--- START Records to use ---

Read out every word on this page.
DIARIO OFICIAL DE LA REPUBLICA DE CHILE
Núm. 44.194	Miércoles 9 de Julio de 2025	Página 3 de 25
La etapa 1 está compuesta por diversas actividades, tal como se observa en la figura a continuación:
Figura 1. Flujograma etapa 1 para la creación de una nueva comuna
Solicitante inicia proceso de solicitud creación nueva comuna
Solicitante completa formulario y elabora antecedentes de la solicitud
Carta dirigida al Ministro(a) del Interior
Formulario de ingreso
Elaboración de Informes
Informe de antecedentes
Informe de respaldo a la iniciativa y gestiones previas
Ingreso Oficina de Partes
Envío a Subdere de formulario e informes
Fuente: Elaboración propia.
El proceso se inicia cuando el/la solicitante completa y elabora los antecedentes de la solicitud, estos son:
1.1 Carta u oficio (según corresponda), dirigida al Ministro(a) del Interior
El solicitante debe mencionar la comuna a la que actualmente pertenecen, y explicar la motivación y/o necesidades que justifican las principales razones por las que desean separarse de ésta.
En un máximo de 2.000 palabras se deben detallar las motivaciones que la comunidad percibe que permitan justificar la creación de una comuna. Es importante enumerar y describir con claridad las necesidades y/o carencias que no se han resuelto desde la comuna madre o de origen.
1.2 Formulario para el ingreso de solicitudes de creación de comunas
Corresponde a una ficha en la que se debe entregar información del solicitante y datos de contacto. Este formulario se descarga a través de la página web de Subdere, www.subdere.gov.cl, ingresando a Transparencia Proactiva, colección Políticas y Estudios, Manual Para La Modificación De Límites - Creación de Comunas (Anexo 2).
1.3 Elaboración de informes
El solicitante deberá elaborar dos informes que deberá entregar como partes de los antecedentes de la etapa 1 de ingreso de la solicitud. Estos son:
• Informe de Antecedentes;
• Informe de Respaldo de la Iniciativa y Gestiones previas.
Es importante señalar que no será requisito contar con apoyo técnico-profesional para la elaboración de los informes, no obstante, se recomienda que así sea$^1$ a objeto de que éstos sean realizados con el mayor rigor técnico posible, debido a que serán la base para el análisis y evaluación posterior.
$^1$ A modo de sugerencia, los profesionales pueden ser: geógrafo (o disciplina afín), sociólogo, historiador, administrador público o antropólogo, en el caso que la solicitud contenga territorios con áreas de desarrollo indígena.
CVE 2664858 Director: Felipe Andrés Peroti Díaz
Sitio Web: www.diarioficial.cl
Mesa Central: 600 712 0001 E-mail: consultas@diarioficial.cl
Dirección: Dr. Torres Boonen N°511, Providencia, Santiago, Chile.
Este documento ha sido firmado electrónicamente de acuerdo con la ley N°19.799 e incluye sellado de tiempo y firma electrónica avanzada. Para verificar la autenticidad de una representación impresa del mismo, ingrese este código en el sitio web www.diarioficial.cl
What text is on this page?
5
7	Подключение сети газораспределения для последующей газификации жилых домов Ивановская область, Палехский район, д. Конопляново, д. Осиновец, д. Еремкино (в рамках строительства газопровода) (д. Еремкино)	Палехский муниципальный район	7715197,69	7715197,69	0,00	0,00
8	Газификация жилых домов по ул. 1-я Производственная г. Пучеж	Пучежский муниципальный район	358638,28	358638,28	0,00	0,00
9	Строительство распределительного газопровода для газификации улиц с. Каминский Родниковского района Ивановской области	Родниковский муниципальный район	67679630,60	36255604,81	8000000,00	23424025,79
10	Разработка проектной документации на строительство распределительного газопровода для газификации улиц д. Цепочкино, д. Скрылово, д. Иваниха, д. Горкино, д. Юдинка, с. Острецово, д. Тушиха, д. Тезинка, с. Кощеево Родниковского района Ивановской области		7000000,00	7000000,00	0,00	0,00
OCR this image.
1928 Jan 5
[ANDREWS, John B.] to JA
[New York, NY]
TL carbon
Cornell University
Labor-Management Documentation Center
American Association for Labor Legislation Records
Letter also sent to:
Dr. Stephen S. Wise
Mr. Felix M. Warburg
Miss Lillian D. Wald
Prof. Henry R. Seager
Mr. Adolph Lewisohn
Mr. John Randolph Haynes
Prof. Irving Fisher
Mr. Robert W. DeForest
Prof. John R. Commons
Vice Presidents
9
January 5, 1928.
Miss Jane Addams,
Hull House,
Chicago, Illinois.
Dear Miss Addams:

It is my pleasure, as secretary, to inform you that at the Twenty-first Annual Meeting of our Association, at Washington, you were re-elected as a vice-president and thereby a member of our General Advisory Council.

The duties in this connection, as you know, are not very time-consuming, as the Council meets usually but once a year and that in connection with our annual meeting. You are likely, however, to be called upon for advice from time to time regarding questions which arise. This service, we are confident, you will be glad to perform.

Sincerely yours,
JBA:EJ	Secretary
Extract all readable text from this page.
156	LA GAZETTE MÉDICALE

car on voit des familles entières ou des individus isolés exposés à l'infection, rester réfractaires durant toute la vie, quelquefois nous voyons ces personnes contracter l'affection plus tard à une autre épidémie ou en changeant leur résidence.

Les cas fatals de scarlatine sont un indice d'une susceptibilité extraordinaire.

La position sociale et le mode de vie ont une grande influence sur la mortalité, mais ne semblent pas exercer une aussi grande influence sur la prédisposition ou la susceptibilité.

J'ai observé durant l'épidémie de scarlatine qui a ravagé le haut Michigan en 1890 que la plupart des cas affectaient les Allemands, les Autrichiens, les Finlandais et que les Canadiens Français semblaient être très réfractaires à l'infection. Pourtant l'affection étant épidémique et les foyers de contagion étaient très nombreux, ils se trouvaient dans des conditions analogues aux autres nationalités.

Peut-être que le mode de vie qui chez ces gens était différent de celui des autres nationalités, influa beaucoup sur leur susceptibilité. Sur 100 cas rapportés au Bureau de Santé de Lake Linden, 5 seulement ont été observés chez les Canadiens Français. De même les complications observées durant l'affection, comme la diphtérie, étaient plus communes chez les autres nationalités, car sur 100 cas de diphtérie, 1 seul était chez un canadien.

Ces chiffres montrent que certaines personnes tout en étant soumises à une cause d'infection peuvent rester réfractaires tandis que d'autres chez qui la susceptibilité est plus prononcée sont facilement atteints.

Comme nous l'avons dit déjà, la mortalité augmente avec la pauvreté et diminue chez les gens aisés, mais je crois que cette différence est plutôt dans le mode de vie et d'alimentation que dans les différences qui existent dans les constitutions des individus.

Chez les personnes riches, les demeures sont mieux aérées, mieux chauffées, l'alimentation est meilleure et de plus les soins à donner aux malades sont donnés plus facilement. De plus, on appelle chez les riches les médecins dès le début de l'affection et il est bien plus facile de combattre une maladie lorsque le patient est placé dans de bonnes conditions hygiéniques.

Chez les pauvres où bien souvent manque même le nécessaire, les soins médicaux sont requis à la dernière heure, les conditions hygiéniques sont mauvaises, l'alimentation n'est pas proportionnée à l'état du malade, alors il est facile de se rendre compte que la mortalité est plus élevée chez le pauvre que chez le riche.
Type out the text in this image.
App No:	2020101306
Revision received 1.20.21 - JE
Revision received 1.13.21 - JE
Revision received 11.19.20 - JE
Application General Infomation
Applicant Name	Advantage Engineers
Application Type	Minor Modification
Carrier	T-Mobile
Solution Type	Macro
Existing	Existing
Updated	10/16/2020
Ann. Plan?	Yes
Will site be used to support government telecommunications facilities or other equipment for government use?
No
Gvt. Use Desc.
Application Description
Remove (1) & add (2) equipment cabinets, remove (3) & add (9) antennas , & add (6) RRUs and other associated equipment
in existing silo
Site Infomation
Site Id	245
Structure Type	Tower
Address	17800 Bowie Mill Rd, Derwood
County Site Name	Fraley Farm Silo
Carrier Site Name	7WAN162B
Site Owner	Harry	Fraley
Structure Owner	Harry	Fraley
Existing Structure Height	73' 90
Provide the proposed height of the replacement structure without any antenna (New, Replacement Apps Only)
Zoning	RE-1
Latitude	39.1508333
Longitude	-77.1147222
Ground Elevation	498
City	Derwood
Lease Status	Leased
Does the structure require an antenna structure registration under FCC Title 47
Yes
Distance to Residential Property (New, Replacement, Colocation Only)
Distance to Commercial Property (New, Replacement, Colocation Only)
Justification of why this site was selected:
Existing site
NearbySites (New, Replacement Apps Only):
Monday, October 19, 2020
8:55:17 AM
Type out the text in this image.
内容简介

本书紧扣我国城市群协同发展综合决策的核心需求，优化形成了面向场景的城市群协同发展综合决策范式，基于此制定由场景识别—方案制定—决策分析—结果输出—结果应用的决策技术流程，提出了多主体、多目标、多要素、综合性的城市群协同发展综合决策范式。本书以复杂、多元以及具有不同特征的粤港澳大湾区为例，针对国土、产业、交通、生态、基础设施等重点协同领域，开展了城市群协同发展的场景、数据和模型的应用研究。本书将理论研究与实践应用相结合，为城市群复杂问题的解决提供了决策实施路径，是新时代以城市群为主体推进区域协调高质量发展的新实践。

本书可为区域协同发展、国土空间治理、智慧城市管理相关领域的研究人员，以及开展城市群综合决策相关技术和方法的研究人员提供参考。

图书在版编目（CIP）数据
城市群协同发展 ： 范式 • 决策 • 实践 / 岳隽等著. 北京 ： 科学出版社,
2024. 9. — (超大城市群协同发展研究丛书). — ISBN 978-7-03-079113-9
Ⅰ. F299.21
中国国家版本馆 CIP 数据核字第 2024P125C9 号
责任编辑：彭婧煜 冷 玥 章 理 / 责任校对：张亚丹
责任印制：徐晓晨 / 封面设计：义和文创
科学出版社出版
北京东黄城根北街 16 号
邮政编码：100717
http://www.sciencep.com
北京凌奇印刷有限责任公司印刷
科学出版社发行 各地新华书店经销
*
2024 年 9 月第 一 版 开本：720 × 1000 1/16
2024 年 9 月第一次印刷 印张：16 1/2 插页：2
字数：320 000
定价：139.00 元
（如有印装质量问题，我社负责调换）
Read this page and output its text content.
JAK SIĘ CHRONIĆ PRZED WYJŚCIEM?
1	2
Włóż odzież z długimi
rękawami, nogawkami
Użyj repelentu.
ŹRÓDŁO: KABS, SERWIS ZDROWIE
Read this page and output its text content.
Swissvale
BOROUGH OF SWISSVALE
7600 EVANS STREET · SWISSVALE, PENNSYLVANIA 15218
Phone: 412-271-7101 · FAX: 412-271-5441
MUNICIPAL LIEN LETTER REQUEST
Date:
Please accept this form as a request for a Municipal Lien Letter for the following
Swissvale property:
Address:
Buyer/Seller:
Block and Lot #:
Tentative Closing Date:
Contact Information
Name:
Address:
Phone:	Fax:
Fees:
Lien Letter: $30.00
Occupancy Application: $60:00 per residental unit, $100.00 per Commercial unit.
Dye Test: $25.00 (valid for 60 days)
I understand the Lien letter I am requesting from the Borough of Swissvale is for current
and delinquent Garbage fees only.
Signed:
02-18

--- END Records to use ---

Aim:
Return a copy of every line that includes the word "completa".

Right answer:
Solicitante completa formulario y elabora antecedentes de la solicitud
El proceso se inicia cuando el/la solicitante completa y elabora los antecedentes de la solicitud, estos son:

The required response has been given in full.